(Saved data entries)
***

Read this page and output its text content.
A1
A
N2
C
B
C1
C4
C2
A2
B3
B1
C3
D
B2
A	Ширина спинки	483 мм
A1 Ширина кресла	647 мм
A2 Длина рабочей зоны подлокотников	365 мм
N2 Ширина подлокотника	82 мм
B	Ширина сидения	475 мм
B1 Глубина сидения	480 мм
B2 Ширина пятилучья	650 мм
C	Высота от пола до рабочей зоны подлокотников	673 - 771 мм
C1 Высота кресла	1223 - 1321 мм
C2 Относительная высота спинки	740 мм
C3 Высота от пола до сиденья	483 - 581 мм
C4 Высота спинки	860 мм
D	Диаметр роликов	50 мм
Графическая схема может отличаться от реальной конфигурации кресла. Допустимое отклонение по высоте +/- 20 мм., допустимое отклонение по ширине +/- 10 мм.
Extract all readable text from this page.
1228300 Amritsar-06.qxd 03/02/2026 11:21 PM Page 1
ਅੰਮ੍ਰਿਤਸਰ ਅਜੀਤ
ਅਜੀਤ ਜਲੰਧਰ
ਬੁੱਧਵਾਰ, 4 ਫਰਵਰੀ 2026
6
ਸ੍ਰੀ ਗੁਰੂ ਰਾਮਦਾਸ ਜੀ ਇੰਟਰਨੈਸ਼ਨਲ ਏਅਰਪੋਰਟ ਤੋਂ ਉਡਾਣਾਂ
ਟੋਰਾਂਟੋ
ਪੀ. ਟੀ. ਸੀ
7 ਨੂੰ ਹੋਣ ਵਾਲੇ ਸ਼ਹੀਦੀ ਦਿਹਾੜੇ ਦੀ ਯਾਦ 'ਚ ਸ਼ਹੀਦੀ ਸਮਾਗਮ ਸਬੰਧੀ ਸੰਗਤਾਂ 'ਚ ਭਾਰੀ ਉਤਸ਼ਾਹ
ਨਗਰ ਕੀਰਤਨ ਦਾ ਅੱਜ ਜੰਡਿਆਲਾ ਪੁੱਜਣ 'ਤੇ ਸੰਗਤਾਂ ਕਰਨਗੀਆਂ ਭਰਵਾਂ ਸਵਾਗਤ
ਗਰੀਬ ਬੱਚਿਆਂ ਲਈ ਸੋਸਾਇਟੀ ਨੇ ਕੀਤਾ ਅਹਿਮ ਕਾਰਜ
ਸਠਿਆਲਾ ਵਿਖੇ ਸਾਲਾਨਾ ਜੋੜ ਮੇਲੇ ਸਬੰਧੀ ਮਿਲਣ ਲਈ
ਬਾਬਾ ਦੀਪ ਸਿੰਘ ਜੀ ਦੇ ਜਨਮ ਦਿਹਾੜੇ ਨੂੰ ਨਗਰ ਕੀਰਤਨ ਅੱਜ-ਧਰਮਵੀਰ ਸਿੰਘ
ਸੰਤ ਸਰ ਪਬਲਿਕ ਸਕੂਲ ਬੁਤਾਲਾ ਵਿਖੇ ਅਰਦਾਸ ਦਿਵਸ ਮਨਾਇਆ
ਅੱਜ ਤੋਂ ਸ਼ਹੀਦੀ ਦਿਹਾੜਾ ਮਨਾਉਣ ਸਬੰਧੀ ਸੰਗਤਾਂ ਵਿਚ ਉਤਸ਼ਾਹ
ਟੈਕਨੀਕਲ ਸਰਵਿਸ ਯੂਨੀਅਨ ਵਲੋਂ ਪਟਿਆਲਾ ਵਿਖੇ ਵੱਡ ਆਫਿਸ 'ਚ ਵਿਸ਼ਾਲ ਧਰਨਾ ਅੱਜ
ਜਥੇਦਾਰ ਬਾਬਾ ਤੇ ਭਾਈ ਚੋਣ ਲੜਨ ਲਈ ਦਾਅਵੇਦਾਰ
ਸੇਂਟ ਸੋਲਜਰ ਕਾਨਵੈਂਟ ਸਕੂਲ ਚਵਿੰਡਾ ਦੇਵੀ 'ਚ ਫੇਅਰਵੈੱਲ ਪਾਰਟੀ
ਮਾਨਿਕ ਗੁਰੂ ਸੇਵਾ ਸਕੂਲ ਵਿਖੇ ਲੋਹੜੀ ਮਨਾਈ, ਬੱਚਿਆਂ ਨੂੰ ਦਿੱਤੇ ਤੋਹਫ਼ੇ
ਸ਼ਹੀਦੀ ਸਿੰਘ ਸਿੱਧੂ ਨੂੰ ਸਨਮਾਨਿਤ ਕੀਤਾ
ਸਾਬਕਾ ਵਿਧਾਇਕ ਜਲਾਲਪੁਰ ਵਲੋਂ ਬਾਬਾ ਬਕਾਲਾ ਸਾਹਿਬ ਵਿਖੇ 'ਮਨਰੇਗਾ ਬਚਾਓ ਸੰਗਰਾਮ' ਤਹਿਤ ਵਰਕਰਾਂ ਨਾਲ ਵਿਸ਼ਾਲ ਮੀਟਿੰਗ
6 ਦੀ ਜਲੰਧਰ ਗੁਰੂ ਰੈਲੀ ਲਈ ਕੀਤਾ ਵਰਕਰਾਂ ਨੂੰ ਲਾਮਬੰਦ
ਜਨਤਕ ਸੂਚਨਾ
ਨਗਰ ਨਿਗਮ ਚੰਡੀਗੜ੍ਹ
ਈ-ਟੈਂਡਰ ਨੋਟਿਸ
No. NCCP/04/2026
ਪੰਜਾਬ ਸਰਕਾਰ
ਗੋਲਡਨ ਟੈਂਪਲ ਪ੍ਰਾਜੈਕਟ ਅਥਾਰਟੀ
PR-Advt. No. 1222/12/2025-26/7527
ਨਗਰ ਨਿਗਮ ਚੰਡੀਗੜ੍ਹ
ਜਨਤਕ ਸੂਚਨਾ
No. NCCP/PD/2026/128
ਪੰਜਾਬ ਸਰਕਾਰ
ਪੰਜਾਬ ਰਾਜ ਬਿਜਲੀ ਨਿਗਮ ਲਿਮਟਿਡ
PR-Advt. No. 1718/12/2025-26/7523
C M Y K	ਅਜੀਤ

***

Work instructions | Retype every record above exactly as it appears.

Complete response |
Read this page and output its text content.
A1
A
N2
C
B
C1
C4
C2
A2
B3
B1
C3
D
B2
A	Ширина спинки	483 мм
A1 Ширина кресла	647 мм
A2 Длина рабочей зоны подлокотников	365 мм
N2 Ширина подлокотника	82 мм
B	Ширина сидения	475 мм
B1 Глубина сидения	480 мм
B2 Ширина пятилучья	650 мм
C	Высота от пола до рабочей зоны подлокотников	673 - 771 мм
C1 Высота кресла	1223 - 1321 мм
C2 Относительная высота спинки	740 мм
C3 Высота от пола до сиденья	483 - 581 мм
C4 Высота спинки	860 мм
D	Диаметр роликов	50 мм
Графическая схема может отличаться от реальной конфигурации кресла. Допустимое отклонение по высоте +/- 20 мм., допустимое отклонение по ширине +/- 10 мм.
Extract all readable text from this page.
1228300 Amritsar-06.qxd 03/02/2026 11:21 PM Page 1
ਅੰਮ੍ਰਿਤਸਰ ਅਜੀਤ
ਅਜੀਤ ਜਲੰਧਰ
ਬੁੱਧਵਾਰ, 4 ਫਰਵਰੀ 2026
6
ਸ੍ਰੀ ਗੁਰੂ ਰਾਮਦਾਸ ਜੀ ਇੰਟਰਨੈਸ਼ਨਲ ਏਅਰਪੋਰਟ ਤੋਂ ਉਡਾਣਾਂ
ਟੋਰਾਂਟੋ
ਪੀ. ਟੀ. ਸੀ
7 ਨੂੰ ਹੋਣ ਵਾਲੇ ਸ਼ਹੀਦੀ ਦਿਹਾੜੇ ਦੀ ਯਾਦ 'ਚ ਸ਼ਹੀਦੀ ਸਮਾਗਮ ਸਬੰਧੀ ਸੰਗਤਾਂ 'ਚ ਭਾਰੀ ਉਤਸ਼ਾਹ
ਨਗਰ ਕੀਰਤਨ ਦਾ ਅੱਜ ਜੰਡਿਆਲਾ ਪੁੱਜਣ 'ਤੇ ਸੰਗਤਾਂ ਕਰਨਗੀਆਂ ਭਰਵਾਂ ਸਵਾਗਤ
ਗਰੀਬ ਬੱਚਿਆਂ ਲਈ ਸੋਸਾਇਟੀ ਨੇ ਕੀਤਾ ਅਹਿਮ ਕਾਰਜ
ਸਠਿਆਲਾ ਵਿਖੇ ਸਾਲਾਨਾ ਜੋੜ ਮੇਲੇ ਸਬੰਧੀ ਮਿਲਣ ਲਈ
ਬਾਬਾ ਦੀਪ ਸਿੰਘ ਜੀ ਦੇ ਜਨਮ ਦਿਹਾੜੇ ਨੂੰ ਨਗਰ ਕੀਰਤਨ ਅੱਜ-ਧਰਮਵੀਰ ਸਿੰਘ
ਸੰਤ ਸਰ ਪਬਲਿਕ ਸਕੂਲ ਬੁਤਾਲਾ ਵਿਖੇ ਅਰਦਾਸ ਦਿਵਸ ਮਨਾਇਆ
ਅੱਜ ਤੋਂ ਸ਼ਹੀਦੀ ਦਿਹਾੜਾ ਮਨਾਉਣ ਸਬੰਧੀ ਸੰਗਤਾਂ ਵਿਚ ਉਤਸ਼ਾਹ
ਟੈਕਨੀਕਲ ਸਰਵਿਸ ਯੂਨੀਅਨ ਵਲੋਂ ਪਟਿਆਲਾ ਵਿਖੇ ਵੱਡ ਆਫਿਸ 'ਚ ਵਿਸ਼ਾਲ ਧਰਨਾ ਅੱਜ
ਜਥੇਦਾਰ ਬਾਬਾ ਤੇ ਭਾਈ ਚੋਣ ਲੜਨ ਲਈ ਦਾਅਵੇਦਾਰ
ਸੇਂਟ ਸੋਲਜਰ ਕਾਨਵੈਂਟ ਸਕੂਲ ਚਵਿੰਡਾ ਦੇਵੀ 'ਚ ਫੇਅਰਵੈੱਲ ਪਾਰਟੀ
ਮਾਨਿਕ ਗੁਰੂ ਸੇਵਾ ਸਕੂਲ ਵਿਖੇ ਲੋਹੜੀ ਮਨਾਈ, ਬੱਚਿਆਂ ਨੂੰ ਦਿੱਤੇ ਤੋਹਫ਼ੇ
ਸ਼ਹੀਦੀ ਸਿੰਘ ਸਿੱਧੂ ਨੂੰ ਸਨਮਾਨਿਤ ਕੀਤਾ
ਸਾਬਕਾ ਵਿਧਾਇਕ ਜਲਾਲਪੁਰ ਵਲੋਂ ਬਾਬਾ ਬਕਾਲਾ ਸਾਹਿਬ ਵਿਖੇ 'ਮਨਰੇਗਾ ਬਚਾਓ ਸੰਗਰਾਮ' ਤਹਿਤ ਵਰਕਰਾਂ ਨਾਲ ਵਿਸ਼ਾਲ ਮੀਟਿੰਗ
6 ਦੀ ਜਲੰਧਰ ਗੁਰੂ ਰੈਲੀ ਲਈ ਕੀਤਾ ਵਰਕਰਾਂ ਨੂੰ ਲਾਮਬੰਦ
ਜਨਤਕ ਸੂਚਨਾ
ਨਗਰ ਨਿਗਮ ਚੰਡੀਗੜ੍ਹ
ਈ-ਟੈਂਡਰ ਨੋਟਿਸ
No. NCCP/04/2026
ਪੰਜਾਬ ਸਰਕਾਰ
ਗੋਲਡਨ ਟੈਂਪਲ ਪ੍ਰਾਜੈਕਟ ਅਥਾਰਟੀ
PR-Advt. No. 1222/12/2025-26/7527
ਨਗਰ ਨਿਗਮ ਚੰਡੀਗੜ੍ਹ
ਜਨਤਕ ਸੂਚਨਾ
No. NCCP/PD/2026/128
ਪੰਜਾਬ ਸਰਕਾਰ
ਪੰਜਾਬ ਰਾਜ ਬਿਜਲੀ ਨਿਗਮ ਲਿਮਟਿਡ
PR-Advt. No. 1718/12/2025-26/7523
C M Y K	ਅਜੀਤ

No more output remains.